- Objectives
1. Reproduce the passage of the AI platform job posting starting with "We are seeking" and going on through "and reliability standards.".
2. Carry the AI platform job posting forward from the point where it stops.

- Excerpt provided

Principal Software Engineer – AI Platform (Production Engineering / Reliability)

CVS HealthWork At Home-Texas, TX
$144,200 - $288,400

About The Position

We are seeking a Principal Individual Contributor (IC) to lead production engineering, observability, and operational excellence for our AI Platform. This role sits at the intersection of ML systems, distributed infrastructure, and production reliability, ensuring that our AI services are scalable, observable, and resilient in real-world environments. As a senior technical leader, you will define and drive best-in-class production practices, build robust monitoring and alerting ecosystems, and partner across engineering, ML, and platform teams to ensure mission-critical AI systems meet high availability, performance, and reliability standards.

Requirements

  • 10+ years in software engineering, production engineering, or SRE roles
  • Deep experience operating large-scale distributed systems in production
  • Proven track record building monitoring, observability, and alerting systems
  • Strong expertise in incident management and production support models
  • Experience working with cloud platforms (Azure, AWS, GCP)

- Source data
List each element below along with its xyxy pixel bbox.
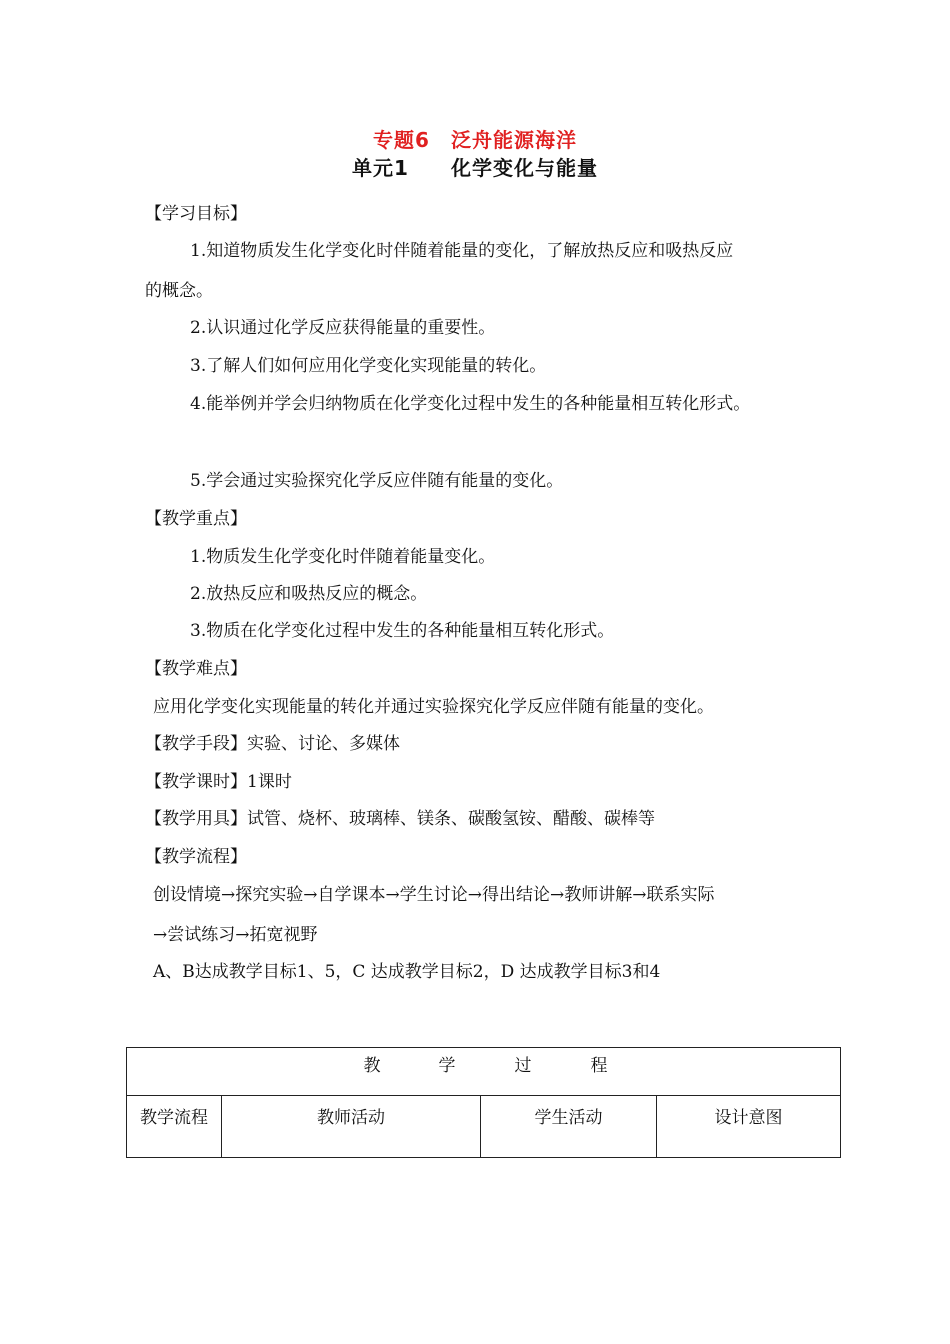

- Answers provided
1.
We are seeking a Principal Individual Contributor (IC) to lead production engineering, observability, and operational excellence for our AI Platform. This role sits at the intersection of ML systems, distributed infrastructure, and production reliability, ensuring that our AI services are scalable, observable, and resilient in real-world environments. As a senior technical leader, you will define and drive best-in-class production practices, build robust monitoring and alerting ecosystems, and partner across engineering, ML, and platform teams to ensure mission-critical AI systems meet high availability, performance, and reliability standards.

2.
Nice To Haves

  • Experience supporting AI/ML platforms or data-intensive systems
  • Familiarity with model lifecycle management and MLOps practices
  • Knowledge of: OpenTelemetry, Prometheus, Grafana, Datadog
  • Kubernetes and containerized workloads
  • Streaming systems (Kafka, Event Hub, etc.)
  • Experience defining and implementing SLO-driven engineering
  • Background in high-availability, low-latency systems
  • Systems thinking and ability to reason about complex, interdependent systems
  • Strong bias for automation, scalability, and long-term solutions
  • Exceptional debugging and incident management skills
  • Ability to influence without authority across multiple teams
  • Passion for operational excellence and reliability

Responsibilities

  • Own and evolve production operations strategy for AI/ML platforms and services
  • Define SLOs, SLIs, and error budgets for AI systems (online & batch/inference pipelines)
  • Lead root cause analysis (RCA) and drive systemic improvements post-incident
  • Establish operational readiness standards for launching new AI capabilities
  • Build frameworks for on-call excellence, incident response, and escalation
  • Design and implement end-to-end observability systems across AI workloads: Model performance monitoring, Data pipeline health, Infrastructure metrics
  • Build and scale monitoring and alerting frameworks using modern tooling (e.g., Prometheus, Grafana, OpenTelemetry, Datadog, Azure Monitor, etc.)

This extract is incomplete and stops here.